Records from a data collection
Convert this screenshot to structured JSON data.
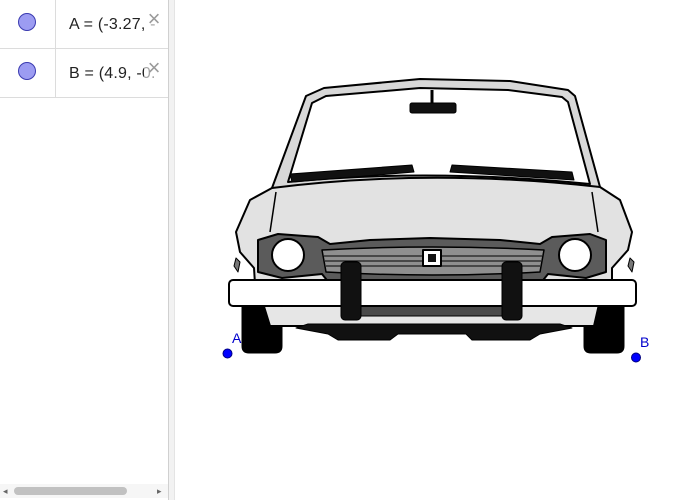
{
  "algebra": {
    "objects": [
      {
        "label": "A = (-3.27, -",
        "color": "#9c9cf2"
      },
      {
        "label": "B = (4.9, -0.",
        "color": "#9c9cf2"
      }
    ],
    "delete_symbol": "×"
  },
  "scrollbar": {
    "left_arrow": "◂",
    "right_arrow": "▸",
    "position": 0.1
  },
  "graphics": {
    "image_subject": "car-front",
    "points": [
      {
        "name": "A",
        "color": "#0000ff"
      },
      {
        "name": "B",
        "color": "#0000ff"
      }
    ]
  },
  "colors": {
    "point": "#0000ff",
    "marble": "#9c9cf2",
    "label": "#0000cc"
  }
}
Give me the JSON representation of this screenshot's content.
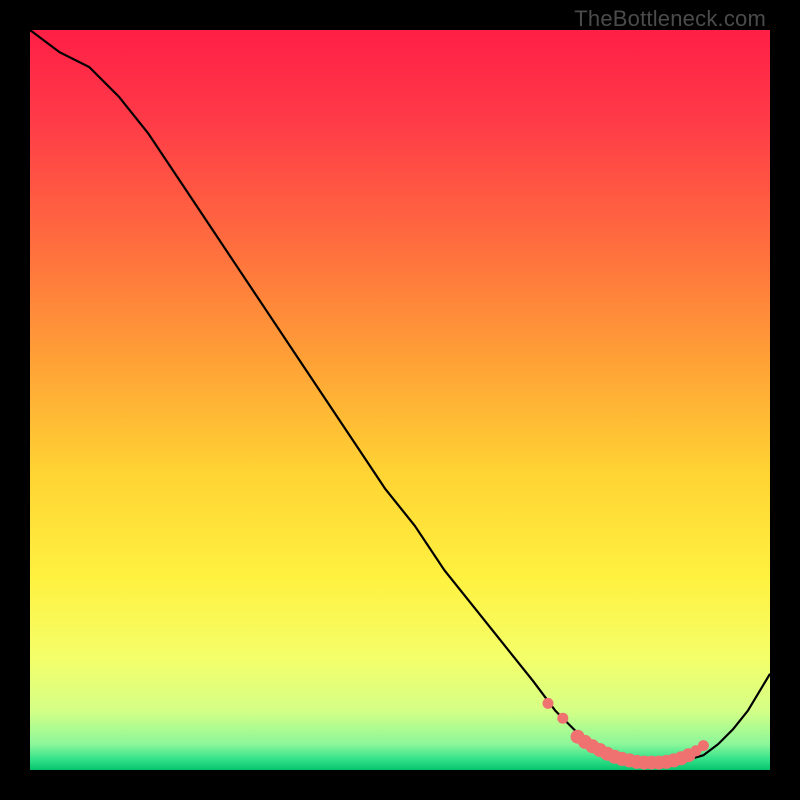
{
  "watermark": "TheBottleneck.com",
  "colors": {
    "stroke": "#000000",
    "marker": "#ef7270",
    "bg_black": "#000000"
  },
  "chart_data": {
    "type": "line",
    "title": "",
    "xlabel": "",
    "ylabel": "",
    "xlim": [
      0,
      100
    ],
    "ylim": [
      0,
      100
    ],
    "grid": false,
    "series": [
      {
        "name": "curve",
        "x": [
          0,
          4,
          8,
          12,
          16,
          20,
          24,
          28,
          32,
          36,
          40,
          44,
          48,
          52,
          56,
          60,
          64,
          68,
          71,
          73,
          75,
          77,
          79,
          81,
          83,
          85,
          87,
          89,
          91,
          93,
          95,
          97,
          100
        ],
        "y": [
          100,
          97,
          95,
          91,
          86,
          80,
          74,
          68,
          62,
          56,
          50,
          44,
          38,
          33,
          27,
          22,
          17,
          12,
          8,
          6,
          4,
          3,
          2,
          1.3,
          1,
          1,
          1,
          1.4,
          2,
          3.5,
          5.5,
          8,
          13
        ]
      }
    ],
    "markers": {
      "name": "highlight-points",
      "x": [
        70,
        72,
        74,
        75,
        76,
        77,
        78,
        79,
        80,
        81,
        82,
        83,
        84,
        85,
        86,
        87,
        88,
        89,
        90,
        91
      ],
      "y": [
        9,
        7,
        4.5,
        3.8,
        3.2,
        2.7,
        2.2,
        1.8,
        1.5,
        1.3,
        1.1,
        1.0,
        1.0,
        1.0,
        1.1,
        1.3,
        1.6,
        2.0,
        2.6,
        3.3
      ]
    },
    "gradient_stops": [
      {
        "offset": 0.0,
        "color": "#ff1f46"
      },
      {
        "offset": 0.12,
        "color": "#ff3a48"
      },
      {
        "offset": 0.28,
        "color": "#ff6a3f"
      },
      {
        "offset": 0.45,
        "color": "#ffa236"
      },
      {
        "offset": 0.6,
        "color": "#ffd433"
      },
      {
        "offset": 0.74,
        "color": "#fff140"
      },
      {
        "offset": 0.85,
        "color": "#f4ff6a"
      },
      {
        "offset": 0.92,
        "color": "#d4ff86"
      },
      {
        "offset": 0.965,
        "color": "#8cf79a"
      },
      {
        "offset": 0.985,
        "color": "#35e28a"
      },
      {
        "offset": 1.0,
        "color": "#06c46e"
      }
    ]
  }
}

_THE EXERCISE_:
Reproduce all entries exactly. Pictures do not belong in the copy.

_RESULT OF THIS TASK_:
Convert this screenshot to structured JSON data.
{
  "algebra": {
    "objects": [
      {
        "label": "A = (-3.27, -",
        "color": "#9c9cf2"
      },
      {
        "label": "B = (4.9, -0.",
        "color": "#9c9cf2"
      }
    ],
    "delete_symbol": "×"
  },
  "scrollbar": {
    "left_arrow": "◂",
    "right_arrow": "▸",
    "position": 0.1
  },
  "graphics": {
    "image_subject": "car-front",
    "points": [
      {
        "name": "A",
        "color": "#0000ff"
      },
      {
        "name": "B",
        "color": "#0000ff"
      }
    ]
  },
  "colors": {
    "point": "#0000ff",
    "marble": "#9c9cf2",
    "label": "#0000cc"
  }
}
Give me the JSON representation of this screenshot's content.
{
  "watermark": "TheBottleneck.com",
  "colors": {
    "stroke": "#000000",
    "marker": "#ef7270",
    "bg_black": "#000000"
  },
  "chart_data": {
    "type": "line",
    "title": "",
    "xlabel": "",
    "ylabel": "",
    "xlim": [
      0,
      100
    ],
    "ylim": [
      0,
      100
    ],
    "grid": false,
    "series": [
      {
        "name": "curve",
        "x": [
          0,
          4,
          8,
          12,
          16,
          20,
          24,
          28,
          32,
          36,
          40,
          44,
          48,
          52,
          56,
          60,
          64,
          68,
          71,
          73,
          75,
          77,
          79,
          81,
          83,
          85,
          87,
          89,
          91,
          93,
          95,
          97,
          100
        ],
        "y": [
          100,
          97,
          95,
          91,
          86,
          80,
          74,
          68,
          62,
          56,
          50,
          44,
          38,
          33,
          27,
          22,
          17,
          12,
          8,
          6,
          4,
          3,
          2,
          1.3,
          1,
          1,
          1,
          1.4,
          2,
          3.5,
          5.5,
          8,
          13
        ]
      }
    ],
    "markers": {
      "name": "highlight-points",
      "x": [
        70,
        72,
        74,
        75,
        76,
        77,
        78,
        79,
        80,
        81,
        82,
        83,
        84,
        85,
        86,
        87,
        88,
        89,
        90,
        91
      ],
      "y": [
        9,
        7,
        4.5,
        3.8,
        3.2,
        2.7,
        2.2,
        1.8,
        1.5,
        1.3,
        1.1,
        1.0,
        1.0,
        1.0,
        1.1,
        1.3,
        1.6,
        2.0,
        2.6,
        3.3
      ]
    },
    "gradient_stops": [
      {
        "offset": 0.0,
        "color": "#ff1f46"
      },
      {
        "offset": 0.12,
        "color": "#ff3a48"
      },
      {
        "offset": 0.28,
        "color": "#ff6a3f"
      },
      {
        "offset": 0.45,
        "color": "#ffa236"
      },
      {
        "offset": 0.6,
        "color": "#ffd433"
      },
      {
        "offset": 0.74,
        "color": "#fff140"
      },
      {
        "offset": 0.85,
        "color": "#f4ff6a"
      },
      {
        "offset": 0.92,
        "color": "#d4ff86"
      },
      {
        "offset": 0.965,
        "color": "#8cf79a"
      },
      {
        "offset": 0.985,
        "color": "#35e28a"
      },
      {
        "offset": 1.0,
        "color": "#06c46e"
      }
    ]
  }
}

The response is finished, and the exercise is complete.